WORK TO COMPLETE >> Pictures do not belong in your copy. Repeat all the other data exactly.

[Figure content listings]
****************************************

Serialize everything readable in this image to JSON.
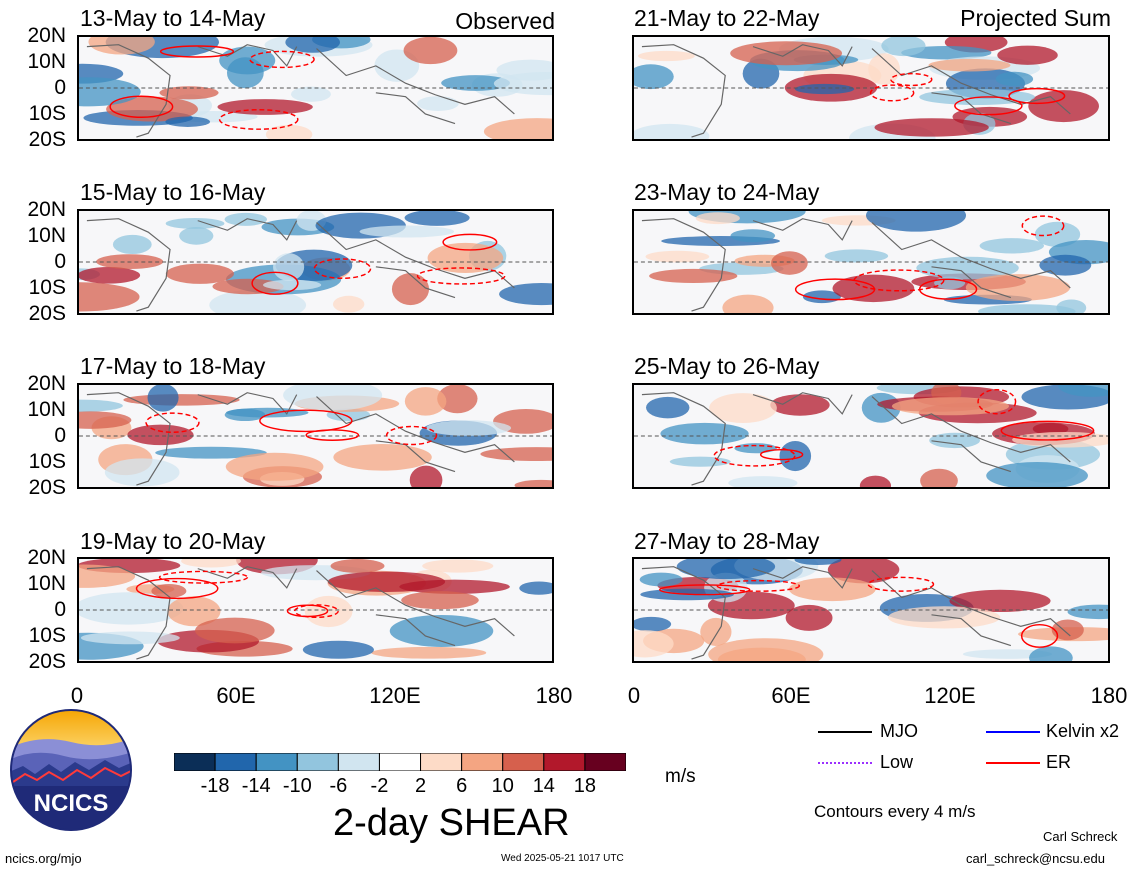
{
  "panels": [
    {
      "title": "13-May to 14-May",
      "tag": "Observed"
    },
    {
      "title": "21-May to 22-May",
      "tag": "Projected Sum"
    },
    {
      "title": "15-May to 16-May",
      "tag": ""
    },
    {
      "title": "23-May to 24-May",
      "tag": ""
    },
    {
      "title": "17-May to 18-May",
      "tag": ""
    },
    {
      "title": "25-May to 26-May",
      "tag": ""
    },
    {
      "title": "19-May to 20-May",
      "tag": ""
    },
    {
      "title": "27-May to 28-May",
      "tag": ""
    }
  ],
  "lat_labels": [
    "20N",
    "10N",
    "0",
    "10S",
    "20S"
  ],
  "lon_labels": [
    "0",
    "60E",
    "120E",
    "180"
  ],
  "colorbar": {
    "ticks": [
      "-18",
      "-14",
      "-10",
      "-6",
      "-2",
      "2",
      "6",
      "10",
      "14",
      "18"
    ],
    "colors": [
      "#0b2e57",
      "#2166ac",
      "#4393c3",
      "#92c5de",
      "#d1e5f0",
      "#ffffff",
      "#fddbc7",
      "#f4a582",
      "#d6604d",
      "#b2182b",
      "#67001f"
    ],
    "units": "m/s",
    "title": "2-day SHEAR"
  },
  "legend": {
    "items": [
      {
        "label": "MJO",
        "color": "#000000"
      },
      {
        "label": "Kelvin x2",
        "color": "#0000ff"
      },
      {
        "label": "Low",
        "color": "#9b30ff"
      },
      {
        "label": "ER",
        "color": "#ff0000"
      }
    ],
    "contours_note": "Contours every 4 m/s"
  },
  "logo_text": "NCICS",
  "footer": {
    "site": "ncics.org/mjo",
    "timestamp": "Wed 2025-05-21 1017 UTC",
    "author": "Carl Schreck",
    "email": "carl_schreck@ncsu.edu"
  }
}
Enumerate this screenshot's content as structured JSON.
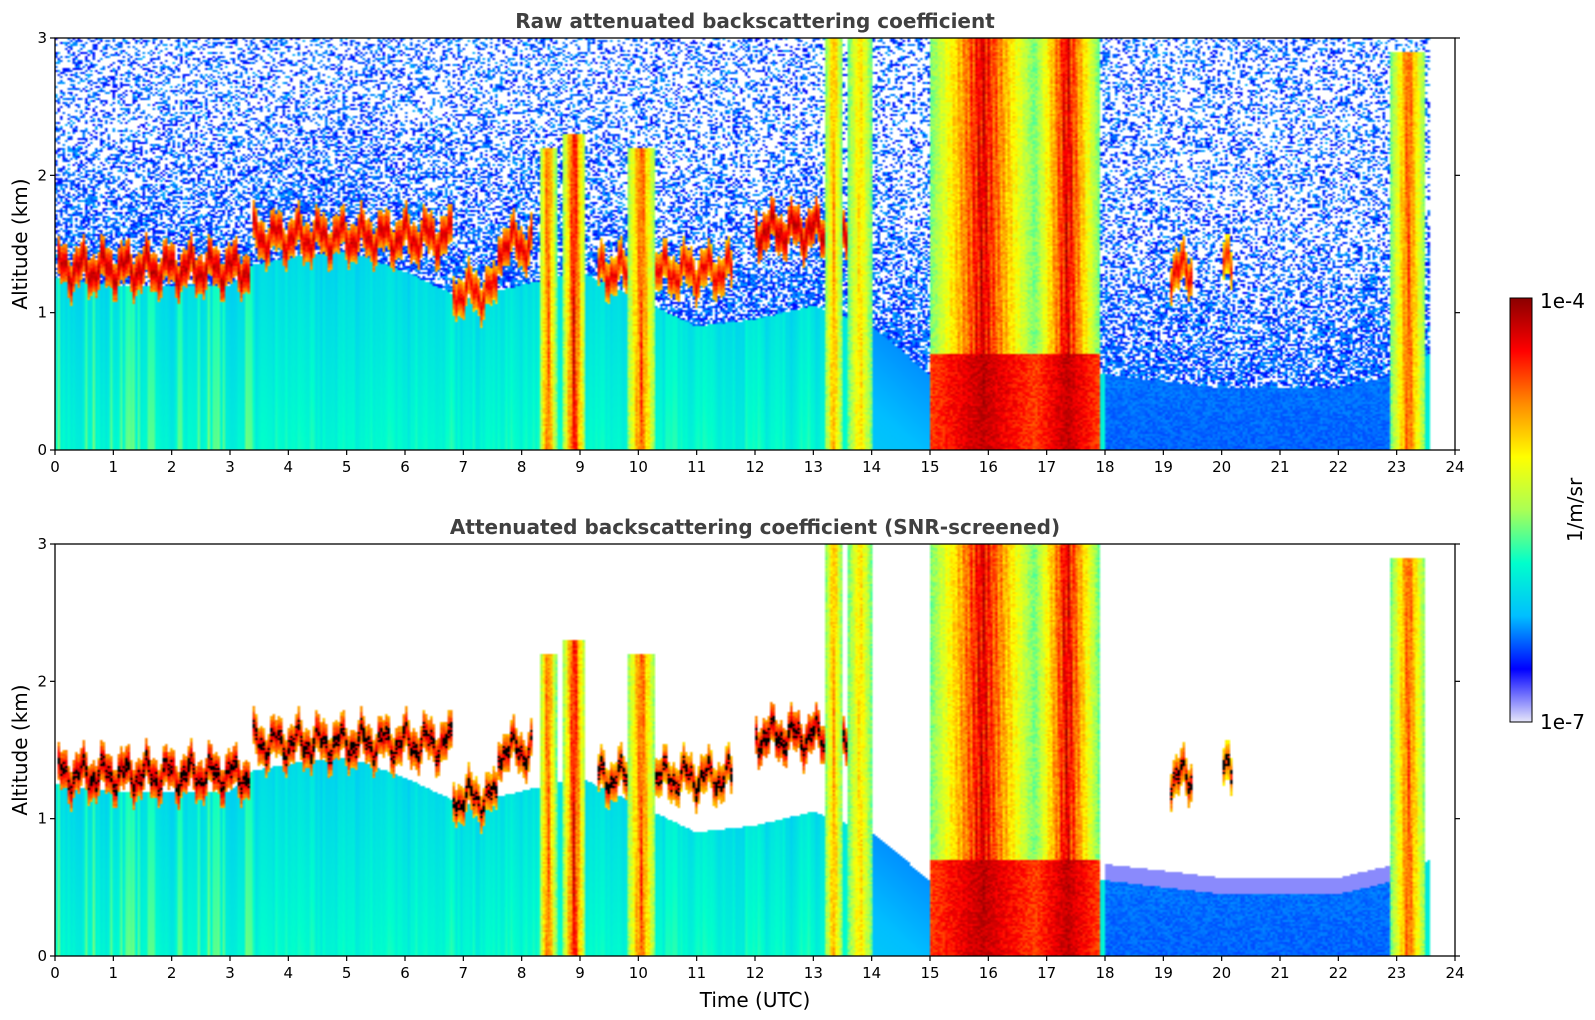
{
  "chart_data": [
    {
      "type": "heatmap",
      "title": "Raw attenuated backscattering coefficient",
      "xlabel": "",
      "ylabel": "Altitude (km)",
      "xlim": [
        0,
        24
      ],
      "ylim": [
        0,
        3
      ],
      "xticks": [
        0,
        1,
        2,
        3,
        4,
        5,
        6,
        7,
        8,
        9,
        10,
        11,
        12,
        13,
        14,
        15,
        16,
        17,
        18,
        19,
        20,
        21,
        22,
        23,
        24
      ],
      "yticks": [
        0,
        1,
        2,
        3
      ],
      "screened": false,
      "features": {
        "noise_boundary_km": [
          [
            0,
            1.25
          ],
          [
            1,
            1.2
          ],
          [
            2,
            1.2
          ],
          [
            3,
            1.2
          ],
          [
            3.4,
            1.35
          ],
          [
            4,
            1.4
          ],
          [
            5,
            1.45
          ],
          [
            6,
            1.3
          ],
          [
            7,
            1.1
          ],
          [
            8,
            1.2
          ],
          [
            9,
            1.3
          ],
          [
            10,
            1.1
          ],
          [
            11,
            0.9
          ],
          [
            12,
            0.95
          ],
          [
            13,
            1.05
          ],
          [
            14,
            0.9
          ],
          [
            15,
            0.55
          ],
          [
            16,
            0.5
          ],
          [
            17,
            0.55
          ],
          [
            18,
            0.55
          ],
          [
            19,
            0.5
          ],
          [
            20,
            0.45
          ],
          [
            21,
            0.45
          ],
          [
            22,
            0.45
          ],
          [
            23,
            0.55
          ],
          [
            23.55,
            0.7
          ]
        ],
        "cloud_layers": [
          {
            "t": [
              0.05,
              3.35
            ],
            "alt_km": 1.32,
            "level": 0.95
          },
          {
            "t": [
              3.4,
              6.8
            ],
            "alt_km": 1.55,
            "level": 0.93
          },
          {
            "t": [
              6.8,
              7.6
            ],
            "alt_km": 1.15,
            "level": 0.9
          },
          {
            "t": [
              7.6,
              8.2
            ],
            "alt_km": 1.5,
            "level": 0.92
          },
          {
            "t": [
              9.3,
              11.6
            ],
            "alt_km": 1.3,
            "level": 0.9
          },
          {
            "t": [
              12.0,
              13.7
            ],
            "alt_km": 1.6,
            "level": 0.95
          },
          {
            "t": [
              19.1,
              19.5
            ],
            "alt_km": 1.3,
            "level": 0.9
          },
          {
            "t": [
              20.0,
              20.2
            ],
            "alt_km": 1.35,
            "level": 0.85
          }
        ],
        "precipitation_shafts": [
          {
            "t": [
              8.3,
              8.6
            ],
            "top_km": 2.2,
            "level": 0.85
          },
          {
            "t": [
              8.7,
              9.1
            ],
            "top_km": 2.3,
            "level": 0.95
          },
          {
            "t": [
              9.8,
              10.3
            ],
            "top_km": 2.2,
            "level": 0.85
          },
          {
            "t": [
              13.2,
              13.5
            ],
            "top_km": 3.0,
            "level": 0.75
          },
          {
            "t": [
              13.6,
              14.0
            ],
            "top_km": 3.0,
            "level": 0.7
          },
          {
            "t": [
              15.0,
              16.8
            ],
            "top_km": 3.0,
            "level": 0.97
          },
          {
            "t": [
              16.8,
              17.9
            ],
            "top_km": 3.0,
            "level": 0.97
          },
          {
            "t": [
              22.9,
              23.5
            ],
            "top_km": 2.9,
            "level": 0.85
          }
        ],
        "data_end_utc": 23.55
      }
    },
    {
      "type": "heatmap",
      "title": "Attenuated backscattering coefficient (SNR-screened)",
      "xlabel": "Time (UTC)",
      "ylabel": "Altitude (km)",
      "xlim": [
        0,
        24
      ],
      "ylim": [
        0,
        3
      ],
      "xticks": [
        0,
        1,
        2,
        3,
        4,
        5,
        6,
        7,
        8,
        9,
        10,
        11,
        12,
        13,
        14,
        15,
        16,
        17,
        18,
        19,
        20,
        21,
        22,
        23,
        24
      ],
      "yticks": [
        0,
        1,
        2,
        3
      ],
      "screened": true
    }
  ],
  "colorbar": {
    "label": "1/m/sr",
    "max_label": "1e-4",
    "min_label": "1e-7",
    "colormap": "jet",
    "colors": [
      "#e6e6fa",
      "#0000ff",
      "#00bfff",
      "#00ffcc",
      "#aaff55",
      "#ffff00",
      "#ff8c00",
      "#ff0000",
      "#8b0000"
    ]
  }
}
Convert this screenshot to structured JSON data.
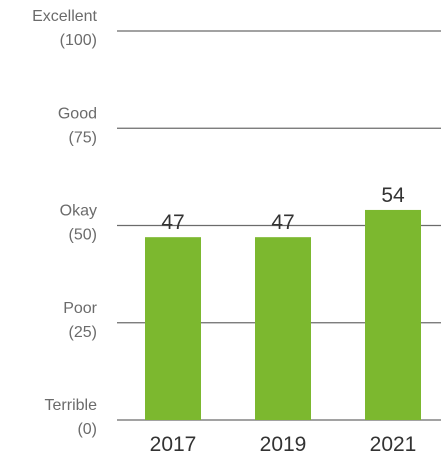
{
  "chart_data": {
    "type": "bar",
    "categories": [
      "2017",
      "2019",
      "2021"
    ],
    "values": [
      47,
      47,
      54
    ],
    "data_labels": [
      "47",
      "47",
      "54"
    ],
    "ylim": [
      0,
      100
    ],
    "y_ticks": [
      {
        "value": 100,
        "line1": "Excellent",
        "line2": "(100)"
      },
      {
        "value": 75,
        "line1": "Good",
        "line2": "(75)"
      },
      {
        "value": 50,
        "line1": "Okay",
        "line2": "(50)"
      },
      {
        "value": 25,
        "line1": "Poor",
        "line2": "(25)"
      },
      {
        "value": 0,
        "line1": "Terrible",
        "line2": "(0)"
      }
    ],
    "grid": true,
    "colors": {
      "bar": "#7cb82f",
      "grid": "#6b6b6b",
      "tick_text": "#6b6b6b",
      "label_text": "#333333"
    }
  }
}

****************************************

THE ANSWER >>
Serialize everything readable in this image to JSON.
{
  "panels": [
    {
      "title": "13-May to 14-May",
      "tag": "Observed"
    },
    {
      "title": "21-May to 22-May",
      "tag": "Projected Sum"
    },
    {
      "title": "15-May to 16-May",
      "tag": ""
    },
    {
      "title": "23-May to 24-May",
      "tag": ""
    },
    {
      "title": "17-May to 18-May",
      "tag": ""
    },
    {
      "title": "25-May to 26-May",
      "tag": ""
    },
    {
      "title": "19-May to 20-May",
      "tag": ""
    },
    {
      "title": "27-May to 28-May",
      "tag": ""
    }
  ],
  "lat_labels": [
    "20N",
    "10N",
    "0",
    "10S",
    "20S"
  ],
  "lon_labels": [
    "0",
    "60E",
    "120E",
    "180"
  ],
  "colorbar": {
    "ticks": [
      "-18",
      "-14",
      "-10",
      "-6",
      "-2",
      "2",
      "6",
      "10",
      "14",
      "18"
    ],
    "colors": [
      "#0b2e57",
      "#2166ac",
      "#4393c3",
      "#92c5de",
      "#d1e5f0",
      "#ffffff",
      "#fddbc7",
      "#f4a582",
      "#d6604d",
      "#b2182b",
      "#67001f"
    ],
    "units": "m/s",
    "title": "2-day SHEAR"
  },
  "legend": {
    "items": [
      {
        "label": "MJO",
        "color": "#000000"
      },
      {
        "label": "Kelvin x2",
        "color": "#0000ff"
      },
      {
        "label": "Low",
        "color": "#9b30ff"
      },
      {
        "label": "ER",
        "color": "#ff0000"
      }
    ],
    "contours_note": "Contours every 4 m/s"
  },
  "logo_text": "NCICS",
  "footer": {
    "site": "ncics.org/mjo",
    "timestamp": "Wed 2025-05-21 1017 UTC",
    "author": "Carl Schreck",
    "email": "carl_schreck@ncsu.edu"
  }
}
Enumerate this screenshot's content as structured JSON.
{
  "chart_data": [
    {
      "type": "heatmap",
      "title": "Raw attenuated backscattering coefficient",
      "xlabel": "",
      "ylabel": "Altitude (km)",
      "xlim": [
        0,
        24
      ],
      "ylim": [
        0,
        3
      ],
      "xticks": [
        0,
        1,
        2,
        3,
        4,
        5,
        6,
        7,
        8,
        9,
        10,
        11,
        12,
        13,
        14,
        15,
        16,
        17,
        18,
        19,
        20,
        21,
        22,
        23,
        24
      ],
      "yticks": [
        0,
        1,
        2,
        3
      ],
      "screened": false,
      "features": {
        "noise_boundary_km": [
          [
            0,
            1.25
          ],
          [
            1,
            1.2
          ],
          [
            2,
            1.2
          ],
          [
            3,
            1.2
          ],
          [
            3.4,
            1.35
          ],
          [
            4,
            1.4
          ],
          [
            5,
            1.45
          ],
          [
            6,
            1.3
          ],
          [
            7,
            1.1
          ],
          [
            8,
            1.2
          ],
          [
            9,
            1.3
          ],
          [
            10,
            1.1
          ],
          [
            11,
            0.9
          ],
          [
            12,
            0.95
          ],
          [
            13,
            1.05
          ],
          [
            14,
            0.9
          ],
          [
            15,
            0.55
          ],
          [
            16,
            0.5
          ],
          [
            17,
            0.55
          ],
          [
            18,
            0.55
          ],
          [
            19,
            0.5
          ],
          [
            20,
            0.45
          ],
          [
            21,
            0.45
          ],
          [
            22,
            0.45
          ],
          [
            23,
            0.55
          ],
          [
            23.55,
            0.7
          ]
        ],
        "cloud_layers": [
          {
            "t": [
              0.05,
              3.35
            ],
            "alt_km": 1.32,
            "level": 0.95
          },
          {
            "t": [
              3.4,
              6.8
            ],
            "alt_km": 1.55,
            "level": 0.93
          },
          {
            "t": [
              6.8,
              7.6
            ],
            "alt_km": 1.15,
            "level": 0.9
          },
          {
            "t": [
              7.6,
              8.2
            ],
            "alt_km": 1.5,
            "level": 0.92
          },
          {
            "t": [
              9.3,
              11.6
            ],
            "alt_km": 1.3,
            "level": 0.9
          },
          {
            "t": [
              12.0,
              13.7
            ],
            "alt_km": 1.6,
            "level": 0.95
          },
          {
            "t": [
              19.1,
              19.5
            ],
            "alt_km": 1.3,
            "level": 0.9
          },
          {
            "t": [
              20.0,
              20.2
            ],
            "alt_km": 1.35,
            "level": 0.85
          }
        ],
        "precipitation_shafts": [
          {
            "t": [
              8.3,
              8.6
            ],
            "top_km": 2.2,
            "level": 0.85
          },
          {
            "t": [
              8.7,
              9.1
            ],
            "top_km": 2.3,
            "level": 0.95
          },
          {
            "t": [
              9.8,
              10.3
            ],
            "top_km": 2.2,
            "level": 0.85
          },
          {
            "t": [
              13.2,
              13.5
            ],
            "top_km": 3.0,
            "level": 0.75
          },
          {
            "t": [
              13.6,
              14.0
            ],
            "top_km": 3.0,
            "level": 0.7
          },
          {
            "t": [
              15.0,
              16.8
            ],
            "top_km": 3.0,
            "level": 0.97
          },
          {
            "t": [
              16.8,
              17.9
            ],
            "top_km": 3.0,
            "level": 0.97
          },
          {
            "t": [
              22.9,
              23.5
            ],
            "top_km": 2.9,
            "level": 0.85
          }
        ],
        "data_end_utc": 23.55
      }
    },
    {
      "type": "heatmap",
      "title": "Attenuated backscattering coefficient (SNR-screened)",
      "xlabel": "Time (UTC)",
      "ylabel": "Altitude (km)",
      "xlim": [
        0,
        24
      ],
      "ylim": [
        0,
        3
      ],
      "xticks": [
        0,
        1,
        2,
        3,
        4,
        5,
        6,
        7,
        8,
        9,
        10,
        11,
        12,
        13,
        14,
        15,
        16,
        17,
        18,
        19,
        20,
        21,
        22,
        23,
        24
      ],
      "yticks": [
        0,
        1,
        2,
        3
      ],
      "screened": true
    }
  ],
  "colorbar": {
    "label": "1/m/sr",
    "max_label": "1e-4",
    "min_label": "1e-7",
    "colormap": "jet",
    "colors": [
      "#e6e6fa",
      "#0000ff",
      "#00bfff",
      "#00ffcc",
      "#aaff55",
      "#ffff00",
      "#ff8c00",
      "#ff0000",
      "#8b0000"
    ]
  }
}
Convert this screenshot to structured JSON data.
{
  "chart_data": {
    "type": "bar",
    "categories": [
      "2017",
      "2019",
      "2021"
    ],
    "values": [
      47,
      47,
      54
    ],
    "data_labels": [
      "47",
      "47",
      "54"
    ],
    "ylim": [
      0,
      100
    ],
    "y_ticks": [
      {
        "value": 100,
        "line1": "Excellent",
        "line2": "(100)"
      },
      {
        "value": 75,
        "line1": "Good",
        "line2": "(75)"
      },
      {
        "value": 50,
        "line1": "Okay",
        "line2": "(50)"
      },
      {
        "value": 25,
        "line1": "Poor",
        "line2": "(25)"
      },
      {
        "value": 0,
        "line1": "Terrible",
        "line2": "(0)"
      }
    ],
    "grid": true,
    "colors": {
      "bar": "#7cb82f",
      "grid": "#6b6b6b",
      "tick_text": "#6b6b6b",
      "label_text": "#333333"
    }
  }
}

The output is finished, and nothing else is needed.